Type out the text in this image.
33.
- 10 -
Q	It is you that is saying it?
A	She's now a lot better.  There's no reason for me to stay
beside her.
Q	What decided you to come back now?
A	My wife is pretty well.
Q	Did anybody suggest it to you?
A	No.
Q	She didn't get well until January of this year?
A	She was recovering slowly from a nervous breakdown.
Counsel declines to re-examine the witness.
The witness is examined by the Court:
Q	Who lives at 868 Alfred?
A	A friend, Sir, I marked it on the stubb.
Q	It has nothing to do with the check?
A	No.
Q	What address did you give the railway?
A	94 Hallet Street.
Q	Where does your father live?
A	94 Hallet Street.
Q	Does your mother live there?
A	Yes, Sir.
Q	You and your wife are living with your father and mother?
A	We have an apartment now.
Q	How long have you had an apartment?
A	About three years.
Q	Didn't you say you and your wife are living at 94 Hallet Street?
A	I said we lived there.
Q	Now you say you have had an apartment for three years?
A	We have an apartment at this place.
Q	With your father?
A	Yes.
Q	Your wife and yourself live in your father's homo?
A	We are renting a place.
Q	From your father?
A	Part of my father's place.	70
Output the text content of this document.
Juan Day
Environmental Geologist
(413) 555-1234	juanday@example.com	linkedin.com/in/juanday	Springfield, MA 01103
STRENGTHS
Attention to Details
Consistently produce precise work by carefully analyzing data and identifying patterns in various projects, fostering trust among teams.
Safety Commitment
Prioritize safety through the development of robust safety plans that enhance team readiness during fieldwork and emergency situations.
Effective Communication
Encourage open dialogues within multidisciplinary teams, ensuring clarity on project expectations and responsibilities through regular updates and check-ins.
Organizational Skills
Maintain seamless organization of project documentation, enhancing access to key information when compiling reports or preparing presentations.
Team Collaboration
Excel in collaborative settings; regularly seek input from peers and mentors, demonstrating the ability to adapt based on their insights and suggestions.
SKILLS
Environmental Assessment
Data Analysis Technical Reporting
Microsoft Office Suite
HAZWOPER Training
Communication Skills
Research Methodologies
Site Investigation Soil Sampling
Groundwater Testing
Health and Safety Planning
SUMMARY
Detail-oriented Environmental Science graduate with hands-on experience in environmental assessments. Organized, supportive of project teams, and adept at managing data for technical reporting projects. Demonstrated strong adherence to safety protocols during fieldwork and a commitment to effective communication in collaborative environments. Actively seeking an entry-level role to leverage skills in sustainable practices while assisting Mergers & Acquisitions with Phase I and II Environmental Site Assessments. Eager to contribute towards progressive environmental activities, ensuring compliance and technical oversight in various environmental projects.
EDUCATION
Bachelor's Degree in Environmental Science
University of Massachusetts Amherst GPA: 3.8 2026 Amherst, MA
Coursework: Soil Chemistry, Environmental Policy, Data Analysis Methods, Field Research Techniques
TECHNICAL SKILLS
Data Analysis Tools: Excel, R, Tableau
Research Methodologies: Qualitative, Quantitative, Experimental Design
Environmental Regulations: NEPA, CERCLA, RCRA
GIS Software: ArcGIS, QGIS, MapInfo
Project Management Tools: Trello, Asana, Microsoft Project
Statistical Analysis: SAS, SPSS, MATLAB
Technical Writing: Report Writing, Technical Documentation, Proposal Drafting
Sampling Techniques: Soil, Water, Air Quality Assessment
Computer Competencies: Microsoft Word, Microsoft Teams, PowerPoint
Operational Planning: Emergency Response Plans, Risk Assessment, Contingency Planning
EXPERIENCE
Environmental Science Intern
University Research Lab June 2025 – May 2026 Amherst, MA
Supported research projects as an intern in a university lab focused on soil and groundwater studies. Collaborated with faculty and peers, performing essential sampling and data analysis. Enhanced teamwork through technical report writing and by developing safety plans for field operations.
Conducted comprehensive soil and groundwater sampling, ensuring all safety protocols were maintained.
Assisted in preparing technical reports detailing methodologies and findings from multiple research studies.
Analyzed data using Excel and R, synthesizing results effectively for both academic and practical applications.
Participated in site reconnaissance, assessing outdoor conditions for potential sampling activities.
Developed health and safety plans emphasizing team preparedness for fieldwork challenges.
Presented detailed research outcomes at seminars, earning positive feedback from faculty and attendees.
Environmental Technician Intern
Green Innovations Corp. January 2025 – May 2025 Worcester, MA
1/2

### What you are asked to do
Write out all the entries exactly.

### Output for this exercise
Type out the text in this image.
33.
- 10 -
Q	It is you that is saying it?
A	She's now a lot better.  There's no reason for me to stay
beside her.
Q	What decided you to come back now?
A	My wife is pretty well.
Q	Did anybody suggest it to you?
A	No.
Q	She didn't get well until January of this year?
A	She was recovering slowly from a nervous breakdown.
Counsel declines to re-examine the witness.
The witness is examined by the Court:
Q	Who lives at 868 Alfred?
A	A friend, Sir, I marked it on the stubb.
Q	It has nothing to do with the check?
A	No.
Q	What address did you give the railway?
A	94 Hallet Street.
Q	Where does your father live?
A	94 Hallet Street.
Q	Does your mother live there?
A	Yes, Sir.
Q	You and your wife are living with your father and mother?
A	We have an apartment now.
Q	How long have you had an apartment?
A	About three years.
Q	Didn't you say you and your wife are living at 94 Hallet Street?
A	I said we lived there.
Q	Now you say you have had an apartment for three years?
A	We have an apartment at this place.
Q	With your father?
A	Yes.
Q	Your wife and yourself live in your father's homo?
A	We are renting a place.
Q	From your father?
A	Part of my father's place.	70
Output the text content of this document.
Juan Day
Environmental Geologist
(413) 555-1234	juanday@example.com	linkedin.com/in/juanday	Springfield, MA 01103
STRENGTHS
Attention to Details
Consistently produce precise work by carefully analyzing data and identifying patterns in various projects, fostering trust among teams.
Safety Commitment
Prioritize safety through the development of robust safety plans that enhance team readiness during fieldwork and emergency situations.
Effective Communication
Encourage open dialogues within multidisciplinary teams, ensuring clarity on project expectations and responsibilities through regular updates and check-ins.
Organizational Skills
Maintain seamless organization of project documentation, enhancing access to key information when compiling reports or preparing presentations.
Team Collaboration
Excel in collaborative settings; regularly seek input from peers and mentors, demonstrating the ability to adapt based on their insights and suggestions.
SKILLS
Environmental Assessment
Data Analysis Technical Reporting
Microsoft Office Suite
HAZWOPER Training
Communication Skills
Research Methodologies
Site Investigation Soil Sampling
Groundwater Testing
Health and Safety Planning
SUMMARY
Detail-oriented Environmental Science graduate with hands-on experience in environmental assessments. Organized, supportive of project teams, and adept at managing data for technical reporting projects. Demonstrated strong adherence to safety protocols during fieldwork and a commitment to effective communication in collaborative environments. Actively seeking an entry-level role to leverage skills in sustainable practices while assisting Mergers & Acquisitions with Phase I and II Environmental Site Assessments. Eager to contribute towards progressive environmental activities, ensuring compliance and technical oversight in various environmental projects.
EDUCATION
Bachelor's Degree in Environmental Science
University of Massachusetts Amherst GPA: 3.8 2026 Amherst, MA
Coursework: Soil Chemistry, Environmental Policy, Data Analysis Methods, Field Research Techniques
TECHNICAL SKILLS
Data Analysis Tools: Excel, R, Tableau
Research Methodologies: Qualitative, Quantitative, Experimental Design
Environmental Regulations: NEPA, CERCLA, RCRA
GIS Software: ArcGIS, QGIS, MapInfo
Project Management Tools: Trello, Asana, Microsoft Project
Statistical Analysis: SAS, SPSS, MATLAB
Technical Writing: Report Writing, Technical Documentation, Proposal Drafting
Sampling Techniques: Soil, Water, Air Quality Assessment
Computer Competencies: Microsoft Word, Microsoft Teams, PowerPoint
Operational Planning: Emergency Response Plans, Risk Assessment, Contingency Planning
EXPERIENCE
Environmental Science Intern
University Research Lab June 2025 – May 2026 Amherst, MA
Supported research projects as an intern in a university lab focused on soil and groundwater studies. Collaborated with faculty and peers, performing essential sampling and data analysis. Enhanced teamwork through technical report writing and by developing safety plans for field operations.
Conducted comprehensive soil and groundwater sampling, ensuring all safety protocols were maintained.
Assisted in preparing technical reports detailing methodologies and findings from multiple research studies.
Analyzed data using Excel and R, synthesizing results effectively for both academic and practical applications.
Participated in site reconnaissance, assessing outdoor conditions for potential sampling activities.
Developed health and safety plans emphasizing team preparedness for fieldwork challenges.
Presented detailed research outcomes at seminars, earning positive feedback from faculty and attendees.
Environmental Technician Intern
Green Innovations Corp. January 2025 – May 2025 Worcester, MA
1/2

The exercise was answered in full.